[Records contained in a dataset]
◇ ◇ ◇ ◇ ◇
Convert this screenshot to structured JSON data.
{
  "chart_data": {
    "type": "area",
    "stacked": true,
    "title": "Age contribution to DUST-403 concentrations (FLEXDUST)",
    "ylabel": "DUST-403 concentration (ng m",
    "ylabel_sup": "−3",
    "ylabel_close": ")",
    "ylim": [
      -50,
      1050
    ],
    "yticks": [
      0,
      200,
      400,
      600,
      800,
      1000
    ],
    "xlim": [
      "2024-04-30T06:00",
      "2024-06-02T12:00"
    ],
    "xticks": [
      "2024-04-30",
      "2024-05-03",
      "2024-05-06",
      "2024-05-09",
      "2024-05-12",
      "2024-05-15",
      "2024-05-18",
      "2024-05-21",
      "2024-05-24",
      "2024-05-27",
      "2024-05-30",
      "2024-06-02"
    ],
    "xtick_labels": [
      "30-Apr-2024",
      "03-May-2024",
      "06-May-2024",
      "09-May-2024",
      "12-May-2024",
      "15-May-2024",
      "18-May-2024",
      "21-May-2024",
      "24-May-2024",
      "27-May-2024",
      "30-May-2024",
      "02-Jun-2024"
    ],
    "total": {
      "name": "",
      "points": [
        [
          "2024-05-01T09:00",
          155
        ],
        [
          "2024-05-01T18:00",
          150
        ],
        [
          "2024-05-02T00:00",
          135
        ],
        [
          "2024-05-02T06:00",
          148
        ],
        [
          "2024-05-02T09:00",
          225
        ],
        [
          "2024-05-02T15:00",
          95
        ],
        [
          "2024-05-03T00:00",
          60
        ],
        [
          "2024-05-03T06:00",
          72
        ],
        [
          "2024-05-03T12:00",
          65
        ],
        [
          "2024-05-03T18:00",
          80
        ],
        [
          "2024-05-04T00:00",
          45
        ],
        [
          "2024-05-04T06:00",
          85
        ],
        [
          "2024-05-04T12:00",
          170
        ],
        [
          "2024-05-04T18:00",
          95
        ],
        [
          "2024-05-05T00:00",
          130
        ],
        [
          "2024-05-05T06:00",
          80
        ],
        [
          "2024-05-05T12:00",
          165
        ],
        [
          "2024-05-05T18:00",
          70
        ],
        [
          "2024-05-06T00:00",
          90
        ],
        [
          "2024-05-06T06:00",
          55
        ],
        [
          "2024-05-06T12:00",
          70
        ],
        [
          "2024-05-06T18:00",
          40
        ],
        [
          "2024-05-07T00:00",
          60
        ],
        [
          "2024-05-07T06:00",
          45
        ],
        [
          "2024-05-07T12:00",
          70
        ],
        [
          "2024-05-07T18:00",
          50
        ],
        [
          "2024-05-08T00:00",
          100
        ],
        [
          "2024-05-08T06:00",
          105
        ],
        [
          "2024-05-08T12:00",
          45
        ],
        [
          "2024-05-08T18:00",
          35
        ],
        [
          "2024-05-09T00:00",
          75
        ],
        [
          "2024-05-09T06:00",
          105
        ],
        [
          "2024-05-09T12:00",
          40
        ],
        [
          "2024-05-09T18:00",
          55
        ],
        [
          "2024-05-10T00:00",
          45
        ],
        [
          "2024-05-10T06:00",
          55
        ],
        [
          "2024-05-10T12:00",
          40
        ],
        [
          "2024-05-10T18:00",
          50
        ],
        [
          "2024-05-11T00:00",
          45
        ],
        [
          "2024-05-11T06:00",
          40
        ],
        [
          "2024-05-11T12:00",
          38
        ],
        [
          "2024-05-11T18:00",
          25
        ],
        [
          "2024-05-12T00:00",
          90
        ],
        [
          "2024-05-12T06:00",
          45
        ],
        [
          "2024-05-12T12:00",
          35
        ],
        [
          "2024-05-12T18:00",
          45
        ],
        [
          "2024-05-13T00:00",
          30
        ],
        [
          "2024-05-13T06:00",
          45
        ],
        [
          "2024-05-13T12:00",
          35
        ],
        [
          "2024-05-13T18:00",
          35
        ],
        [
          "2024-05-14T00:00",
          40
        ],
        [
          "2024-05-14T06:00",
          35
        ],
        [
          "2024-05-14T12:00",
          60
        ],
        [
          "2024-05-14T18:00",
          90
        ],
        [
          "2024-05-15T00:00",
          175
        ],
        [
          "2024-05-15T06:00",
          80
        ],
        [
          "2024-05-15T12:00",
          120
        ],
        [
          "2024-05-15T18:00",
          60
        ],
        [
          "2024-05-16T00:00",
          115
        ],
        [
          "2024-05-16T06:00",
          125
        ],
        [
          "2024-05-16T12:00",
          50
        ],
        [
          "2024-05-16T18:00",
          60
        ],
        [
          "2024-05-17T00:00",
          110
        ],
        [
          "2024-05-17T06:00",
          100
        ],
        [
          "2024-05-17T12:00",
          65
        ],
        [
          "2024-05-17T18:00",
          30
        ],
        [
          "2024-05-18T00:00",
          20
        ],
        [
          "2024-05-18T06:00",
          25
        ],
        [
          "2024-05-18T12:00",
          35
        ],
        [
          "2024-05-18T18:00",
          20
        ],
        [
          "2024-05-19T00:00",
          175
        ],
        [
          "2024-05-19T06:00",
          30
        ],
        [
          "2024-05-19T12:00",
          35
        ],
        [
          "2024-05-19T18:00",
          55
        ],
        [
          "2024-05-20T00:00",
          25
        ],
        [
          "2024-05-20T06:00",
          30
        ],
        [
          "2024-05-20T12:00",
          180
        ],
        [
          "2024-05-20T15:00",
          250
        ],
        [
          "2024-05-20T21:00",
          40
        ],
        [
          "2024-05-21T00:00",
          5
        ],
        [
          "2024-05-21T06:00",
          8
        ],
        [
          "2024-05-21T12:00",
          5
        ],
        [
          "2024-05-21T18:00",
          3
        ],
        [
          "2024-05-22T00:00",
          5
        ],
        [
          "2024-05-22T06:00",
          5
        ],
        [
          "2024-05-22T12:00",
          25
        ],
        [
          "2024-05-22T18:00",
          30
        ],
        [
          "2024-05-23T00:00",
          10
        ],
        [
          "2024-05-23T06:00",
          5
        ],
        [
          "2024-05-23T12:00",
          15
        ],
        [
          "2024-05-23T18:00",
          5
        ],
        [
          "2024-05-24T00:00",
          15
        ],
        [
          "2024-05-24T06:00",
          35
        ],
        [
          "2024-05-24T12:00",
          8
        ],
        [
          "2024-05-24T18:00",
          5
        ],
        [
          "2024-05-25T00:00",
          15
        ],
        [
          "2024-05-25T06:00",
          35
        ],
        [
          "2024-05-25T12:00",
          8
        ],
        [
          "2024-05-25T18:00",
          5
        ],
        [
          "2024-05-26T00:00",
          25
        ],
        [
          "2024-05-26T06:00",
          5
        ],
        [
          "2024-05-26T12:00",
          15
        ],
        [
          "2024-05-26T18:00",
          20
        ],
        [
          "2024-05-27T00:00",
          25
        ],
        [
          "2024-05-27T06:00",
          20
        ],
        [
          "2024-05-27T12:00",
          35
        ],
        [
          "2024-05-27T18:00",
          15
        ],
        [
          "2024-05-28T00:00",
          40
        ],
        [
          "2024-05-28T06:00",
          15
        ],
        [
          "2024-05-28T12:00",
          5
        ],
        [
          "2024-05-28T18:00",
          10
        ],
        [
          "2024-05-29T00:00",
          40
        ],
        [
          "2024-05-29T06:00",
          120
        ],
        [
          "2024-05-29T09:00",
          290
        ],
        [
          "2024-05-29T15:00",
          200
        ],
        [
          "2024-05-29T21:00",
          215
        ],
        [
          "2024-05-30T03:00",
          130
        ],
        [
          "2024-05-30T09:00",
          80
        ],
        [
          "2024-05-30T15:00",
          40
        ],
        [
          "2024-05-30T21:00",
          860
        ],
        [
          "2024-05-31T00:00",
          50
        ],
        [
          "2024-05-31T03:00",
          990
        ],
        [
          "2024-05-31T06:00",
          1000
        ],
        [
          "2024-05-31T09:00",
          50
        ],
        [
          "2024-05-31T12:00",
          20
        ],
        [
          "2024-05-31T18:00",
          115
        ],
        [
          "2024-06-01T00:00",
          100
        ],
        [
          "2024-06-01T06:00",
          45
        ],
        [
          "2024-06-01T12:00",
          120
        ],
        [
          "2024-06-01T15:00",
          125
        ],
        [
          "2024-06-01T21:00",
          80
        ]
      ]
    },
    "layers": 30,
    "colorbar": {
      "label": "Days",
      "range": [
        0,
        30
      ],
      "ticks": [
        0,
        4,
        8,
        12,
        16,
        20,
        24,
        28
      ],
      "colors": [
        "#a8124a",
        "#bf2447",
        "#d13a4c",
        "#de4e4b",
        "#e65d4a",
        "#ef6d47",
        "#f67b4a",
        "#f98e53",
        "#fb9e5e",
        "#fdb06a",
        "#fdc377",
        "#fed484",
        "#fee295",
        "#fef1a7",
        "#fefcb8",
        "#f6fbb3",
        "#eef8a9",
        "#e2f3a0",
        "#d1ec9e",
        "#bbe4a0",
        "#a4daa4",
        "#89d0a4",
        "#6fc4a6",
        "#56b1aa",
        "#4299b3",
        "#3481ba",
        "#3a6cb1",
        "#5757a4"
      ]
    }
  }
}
◇ ◇ ◇ ◇ ◇
DESCRIPTION OF THE TASK
Copy each line that contains the word "DUST".

TASK SOLUTION
    "title": "Age contribution to DUST-403 concentrations (FLEXDUST)",
    "ylabel": "DUST-403 concentration (ng m",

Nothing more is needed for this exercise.